Items from a data source
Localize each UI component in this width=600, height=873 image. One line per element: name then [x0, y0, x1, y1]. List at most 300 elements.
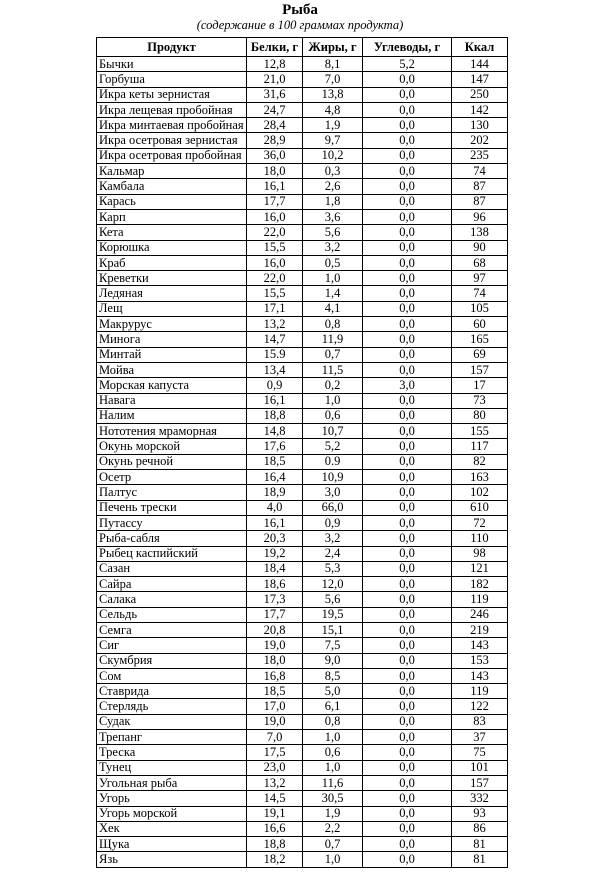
cell-kcal: 98: [452, 546, 508, 561]
cell-kcal: 332: [452, 791, 508, 806]
cell-kcal: 60: [452, 317, 508, 332]
cell-carbs: 3,0: [363, 378, 452, 393]
cell-carbs: 0,0: [363, 271, 452, 286]
table-row: [97, 194, 508, 209]
cell-fat: 8,5: [303, 668, 363, 683]
cell-carbs: 0,0: [363, 347, 452, 362]
cell-product: Креветки: [97, 271, 247, 286]
cell-carbs: 0,0: [363, 821, 452, 836]
cell-kcal: 68: [452, 255, 508, 270]
cell-kcal: 142: [452, 102, 508, 117]
cell-carbs: 0,0: [363, 179, 452, 194]
cell-kcal: 119: [452, 592, 508, 607]
cell-protein: 18,0: [247, 164, 303, 179]
cell-fat: 2,2: [303, 821, 363, 836]
cell-carbs: 0,0: [363, 317, 452, 332]
column-header-fat: Жиры, г: [303, 38, 363, 57]
cell-carbs: 0,0: [363, 72, 452, 87]
cell-carbs: 0,0: [363, 255, 452, 270]
cell-carbs: 5,2: [363, 57, 452, 72]
cell-protein: 16,1: [247, 179, 303, 194]
table-row: [97, 72, 508, 87]
cell-fat: 66,0: [303, 500, 363, 515]
cell-fat: 4,8: [303, 102, 363, 117]
table-row: [97, 745, 508, 760]
cell-product: Икра осетровая пробойная: [97, 148, 247, 163]
cell-kcal: 147: [452, 72, 508, 87]
table-row: [97, 424, 508, 439]
cell-protein: 20,8: [247, 622, 303, 637]
cell-product: Тунец: [97, 760, 247, 775]
cell-kcal: 102: [452, 485, 508, 500]
table-row: [97, 286, 508, 301]
cell-carbs: 0,0: [363, 622, 452, 637]
table-row: [97, 546, 508, 561]
cell-fat: 9,7: [303, 133, 363, 148]
cell-protein: 13,2: [247, 317, 303, 332]
cell-fat: 1,9: [303, 806, 363, 821]
cell-product: Минтай: [97, 347, 247, 362]
cell-carbs: 0,0: [363, 714, 452, 729]
cell-fat: 0.9: [303, 454, 363, 469]
cell-fat: 0,2: [303, 378, 363, 393]
cell-carbs: 0,0: [363, 87, 452, 102]
cell-product: Рыба-сабля: [97, 531, 247, 546]
cell-fat: 30,5: [303, 791, 363, 806]
table-row: [97, 209, 508, 224]
cell-kcal: 81: [452, 837, 508, 852]
page-title: Рыба: [282, 2, 318, 18]
cell-carbs: 0,0: [363, 102, 452, 117]
table-row: [97, 454, 508, 469]
table-row: [97, 378, 508, 393]
cell-product: Икра лещевая пробойная: [97, 102, 247, 117]
cell-carbs: 0,0: [363, 500, 452, 515]
cell-product: Скумбрия: [97, 653, 247, 668]
cell-protein: 18,6: [247, 577, 303, 592]
cell-carbs: 0,0: [363, 607, 452, 622]
cell-product: Ледяная: [97, 286, 247, 301]
cell-kcal: 117: [452, 439, 508, 454]
cell-product: Икра кеты зернистая: [97, 87, 247, 102]
cell-product: Налим: [97, 408, 247, 423]
table-row: [97, 775, 508, 790]
cell-kcal: 110: [452, 531, 508, 546]
cell-product: Лещ: [97, 301, 247, 316]
cell-fat: 0,5: [303, 255, 363, 270]
cell-protein: 18,5: [247, 684, 303, 699]
cell-product: Семга: [97, 622, 247, 637]
cell-product: Икра осетровая зернистая: [97, 133, 247, 148]
cell-protein: 14,8: [247, 424, 303, 439]
cell-fat: 1,0: [303, 760, 363, 775]
cell-fat: 3,2: [303, 240, 363, 255]
cell-fat: 12,0: [303, 577, 363, 592]
cell-product: Корюшка: [97, 240, 247, 255]
cell-carbs: 0,0: [363, 837, 452, 852]
table-row: [97, 714, 508, 729]
cell-fat: 0,7: [303, 837, 363, 852]
cell-product: Окунь речной: [97, 454, 247, 469]
cell-protein: 22,0: [247, 271, 303, 286]
cell-kcal: 157: [452, 775, 508, 790]
table-row: [97, 148, 508, 163]
table-row: [97, 118, 508, 133]
cell-fat: 3,2: [303, 531, 363, 546]
cell-protein: 17,6: [247, 439, 303, 454]
cell-fat: 19,5: [303, 607, 363, 622]
cell-fat: 1,0: [303, 271, 363, 286]
table-row: [97, 301, 508, 316]
cell-fat: 2,6: [303, 179, 363, 194]
cell-kcal: 105: [452, 301, 508, 316]
cell-product: Камбала: [97, 179, 247, 194]
cell-protein: 16,0: [247, 255, 303, 270]
cell-kcal: 75: [452, 745, 508, 760]
cell-fat: 1,9: [303, 118, 363, 133]
cell-carbs: 0,0: [363, 638, 452, 653]
cell-fat: 1,8: [303, 194, 363, 209]
cell-carbs: 0,0: [363, 424, 452, 439]
cell-fat: 5,6: [303, 225, 363, 240]
cell-carbs: 0,0: [363, 470, 452, 485]
cell-carbs: 0,0: [363, 439, 452, 454]
cell-carbs: 0,0: [363, 332, 452, 347]
cell-protein: 21,0: [247, 72, 303, 87]
cell-kcal: 182: [452, 577, 508, 592]
cell-protein: 36,0: [247, 148, 303, 163]
table-row: [97, 179, 508, 194]
cell-protein: 0,9: [247, 378, 303, 393]
cell-protein: 19,0: [247, 714, 303, 729]
cell-kcal: 73: [452, 393, 508, 408]
cell-product: Язь: [97, 852, 247, 867]
cell-product: Угорь: [97, 791, 247, 806]
cell-carbs: 0,0: [363, 515, 452, 530]
cell-carbs: 0,0: [363, 118, 452, 133]
table-row: [97, 271, 508, 286]
cell-fat: 7,5: [303, 638, 363, 653]
cell-kcal: 119: [452, 684, 508, 699]
cell-protein: 14,7: [247, 332, 303, 347]
cell-protein: 14,5: [247, 791, 303, 806]
table-row: [97, 821, 508, 836]
cell-protein: 19,0: [247, 638, 303, 653]
cell-product: Нототения мраморная: [97, 424, 247, 439]
cell-kcal: 86: [452, 821, 508, 836]
cell-carbs: 0,0: [363, 546, 452, 561]
nutrition-table: [96, 37, 508, 868]
cell-carbs: 0,0: [363, 225, 452, 240]
cell-protein: 18,9: [247, 485, 303, 500]
cell-product: Морская капуста: [97, 378, 247, 393]
cell-kcal: 144: [452, 57, 508, 72]
cell-product: Икра минтаевая пробойная: [97, 118, 247, 133]
table-header-row: [97, 38, 508, 57]
cell-fat: 5,6: [303, 592, 363, 607]
cell-kcal: 81: [452, 852, 508, 867]
cell-fat: 0,8: [303, 714, 363, 729]
cell-kcal: 153: [452, 653, 508, 668]
cell-protein: 15.9: [247, 347, 303, 362]
cell-protein: 28,4: [247, 118, 303, 133]
table-row: [97, 439, 508, 454]
cell-fat: 10,9: [303, 470, 363, 485]
cell-product: Сиг: [97, 638, 247, 653]
cell-protein: 18,8: [247, 837, 303, 852]
cell-protein: 17,5: [247, 745, 303, 760]
table-row: [97, 837, 508, 852]
cell-protein: 20,3: [247, 531, 303, 546]
cell-protein: 7,0: [247, 730, 303, 745]
cell-kcal: 121: [452, 561, 508, 576]
table-row: [97, 577, 508, 592]
cell-kcal: 69: [452, 347, 508, 362]
cell-carbs: 0,0: [363, 240, 452, 255]
table-row: [97, 362, 508, 377]
cell-fat: 11,5: [303, 362, 363, 377]
cell-kcal: 82: [452, 454, 508, 469]
cell-carbs: 0,0: [363, 852, 452, 867]
cell-fat: 0,6: [303, 408, 363, 423]
cell-fat: 13,8: [303, 87, 363, 102]
table-row: [97, 791, 508, 806]
table-row: [97, 347, 508, 362]
cell-fat: 0,8: [303, 317, 363, 332]
cell-protein: 17,1: [247, 301, 303, 316]
cell-protein: 18,8: [247, 408, 303, 423]
cell-carbs: 0,0: [363, 745, 452, 760]
cell-kcal: 246: [452, 607, 508, 622]
table-row: [97, 531, 508, 546]
cell-carbs: 0,0: [363, 485, 452, 500]
cell-protein: 16,4: [247, 470, 303, 485]
table-row: [97, 653, 508, 668]
table-row: [97, 561, 508, 576]
cell-fat: 1,0: [303, 730, 363, 745]
cell-protein: 31,6: [247, 87, 303, 102]
table-row: [97, 225, 508, 240]
cell-carbs: 0,0: [363, 286, 452, 301]
cell-fat: 11,6: [303, 775, 363, 790]
cell-protein: 17,7: [247, 194, 303, 209]
cell-kcal: 74: [452, 164, 508, 179]
cell-fat: 3,6: [303, 209, 363, 224]
cell-kcal: 122: [452, 699, 508, 714]
cell-fat: 11,9: [303, 332, 363, 347]
cell-kcal: 93: [452, 806, 508, 821]
cell-product: Карась: [97, 194, 247, 209]
cell-kcal: 96: [452, 209, 508, 224]
cell-carbs: 0,0: [363, 561, 452, 576]
table-row: [97, 87, 508, 102]
cell-product: Горбуша: [97, 72, 247, 87]
cell-kcal: 83: [452, 714, 508, 729]
cell-protein: 16,8: [247, 668, 303, 683]
cell-kcal: 610: [452, 500, 508, 515]
cell-kcal: 80: [452, 408, 508, 423]
cell-protein: 16,1: [247, 393, 303, 408]
cell-protein: 15,5: [247, 240, 303, 255]
cell-fat: 15,1: [303, 622, 363, 637]
cell-kcal: 74: [452, 286, 508, 301]
cell-kcal: 157: [452, 362, 508, 377]
cell-protein: 24,7: [247, 102, 303, 117]
table-row: [97, 760, 508, 775]
table-row: [97, 255, 508, 270]
table-row: [97, 470, 508, 485]
column-header-product: Продукт: [97, 38, 247, 57]
cell-product: Окунь морской: [97, 439, 247, 454]
cell-protein: 17,0: [247, 699, 303, 714]
cell-carbs: 0,0: [363, 164, 452, 179]
cell-fat: 0,6: [303, 745, 363, 760]
cell-carbs: 0,0: [363, 531, 452, 546]
cell-fat: 0,7: [303, 347, 363, 362]
cell-protein: 28,9: [247, 133, 303, 148]
column-header-carbs: Углеводы, г: [363, 38, 452, 57]
cell-fat: 6,1: [303, 699, 363, 714]
table-row: [97, 806, 508, 821]
cell-product: Рыбец каспийский: [97, 546, 247, 561]
cell-carbs: 0,0: [363, 301, 452, 316]
cell-kcal: 17: [452, 378, 508, 393]
cell-carbs: 0,0: [363, 730, 452, 745]
cell-protein: 4,0: [247, 500, 303, 515]
cell-product: Минога: [97, 332, 247, 347]
cell-kcal: 97: [452, 271, 508, 286]
cell-product: Навага: [97, 393, 247, 408]
cell-carbs: 0,0: [363, 653, 452, 668]
cell-product: Печень трески: [97, 500, 247, 515]
cell-kcal: 130: [452, 118, 508, 133]
table-row: [97, 408, 508, 423]
cell-protein: 13,4: [247, 362, 303, 377]
table-row: [97, 515, 508, 530]
page-subtitle: (содержание в 100 граммах продукта): [196, 18, 404, 32]
cell-kcal: 90: [452, 240, 508, 255]
cell-fat: 10,2: [303, 148, 363, 163]
cell-product: Трепанг: [97, 730, 247, 745]
column-header-protein: Белки, г: [247, 38, 303, 57]
cell-protein: 15,5: [247, 286, 303, 301]
cell-product: Хек: [97, 821, 247, 836]
table-row: [97, 164, 508, 179]
cell-fat: 3,0: [303, 485, 363, 500]
cell-kcal: 163: [452, 470, 508, 485]
cell-fat: 7,0: [303, 72, 363, 87]
cell-product: Макрурус: [97, 317, 247, 332]
cell-kcal: 138: [452, 225, 508, 240]
cell-fat: 9,0: [303, 653, 363, 668]
cell-kcal: 101: [452, 760, 508, 775]
cell-product: Стерлядь: [97, 699, 247, 714]
cell-product: Салака: [97, 592, 247, 607]
cell-protein: 12,8: [247, 57, 303, 72]
cell-carbs: 0,0: [363, 699, 452, 714]
cell-carbs: 0,0: [363, 454, 452, 469]
cell-protein: 16,0: [247, 209, 303, 224]
table-row: [97, 57, 508, 72]
cell-carbs: 0,0: [363, 668, 452, 683]
cell-carbs: 0,0: [363, 592, 452, 607]
cell-product: Карп: [97, 209, 247, 224]
cell-protein: 16,1: [247, 515, 303, 530]
cell-protein: 19,1: [247, 806, 303, 821]
cell-product: Кета: [97, 225, 247, 240]
cell-product: Треска: [97, 745, 247, 760]
cell-protein: 16,6: [247, 821, 303, 836]
cell-fat: 8,1: [303, 57, 363, 72]
cell-product: Угорь морской: [97, 806, 247, 821]
cell-fat: 1,0: [303, 393, 363, 408]
cell-kcal: 250: [452, 87, 508, 102]
cell-fat: 4,1: [303, 301, 363, 316]
cell-carbs: 0,0: [363, 408, 452, 423]
cell-protein: 22,0: [247, 225, 303, 240]
table-row: [97, 485, 508, 500]
cell-kcal: 87: [452, 194, 508, 209]
table-row: [97, 622, 508, 637]
cell-fat: 5,0: [303, 684, 363, 699]
cell-kcal: 202: [452, 133, 508, 148]
cell-fat: 1,4: [303, 286, 363, 301]
cell-protein: 18,4: [247, 561, 303, 576]
cell-fat: 2,4: [303, 546, 363, 561]
cell-product: Щука: [97, 837, 247, 852]
cell-protein: 23,0: [247, 760, 303, 775]
cell-fat: 10,7: [303, 424, 363, 439]
table-row: [97, 500, 508, 515]
cell-product: Палтус: [97, 485, 247, 500]
cell-carbs: 0,0: [363, 209, 452, 224]
cell-product: Осетр: [97, 470, 247, 485]
table-row: [97, 393, 508, 408]
cell-product: Угольная рыба: [97, 775, 247, 790]
cell-kcal: 235: [452, 148, 508, 163]
cell-product: Путассу: [97, 515, 247, 530]
table-row: [97, 730, 508, 745]
cell-kcal: 165: [452, 332, 508, 347]
cell-kcal: 143: [452, 638, 508, 653]
cell-product: Мойва: [97, 362, 247, 377]
table-row: [97, 852, 508, 867]
table-row: [97, 668, 508, 683]
cell-carbs: 0,0: [363, 806, 452, 821]
cell-fat: 5,2: [303, 439, 363, 454]
table-row: [97, 317, 508, 332]
cell-kcal: 87: [452, 179, 508, 194]
cell-fat: 5,3: [303, 561, 363, 576]
column-header-kcal: Ккал: [452, 38, 508, 57]
table-row: [97, 592, 508, 607]
cell-carbs: 0,0: [363, 194, 452, 209]
table-row: [97, 607, 508, 622]
table-row: [97, 638, 508, 653]
cell-product: Судак: [97, 714, 247, 729]
cell-product: Краб: [97, 255, 247, 270]
cell-protein: 13,2: [247, 775, 303, 790]
cell-carbs: 0,0: [363, 148, 452, 163]
table-body: [97, 57, 508, 868]
cell-fat: 0,3: [303, 164, 363, 179]
cell-carbs: 0,0: [363, 775, 452, 790]
table-row: [97, 699, 508, 714]
cell-fat: 1,0: [303, 852, 363, 867]
table-row: [97, 684, 508, 699]
table-row: [97, 133, 508, 148]
cell-carbs: 0,0: [363, 362, 452, 377]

Your task
Select all lines with the word "page" from the entries above.

Reply to the task
page-title: Рыба: [282, 2, 318, 18]
page-subtitle: (содержание в 100 граммах продукта): [196, 18, 404, 32]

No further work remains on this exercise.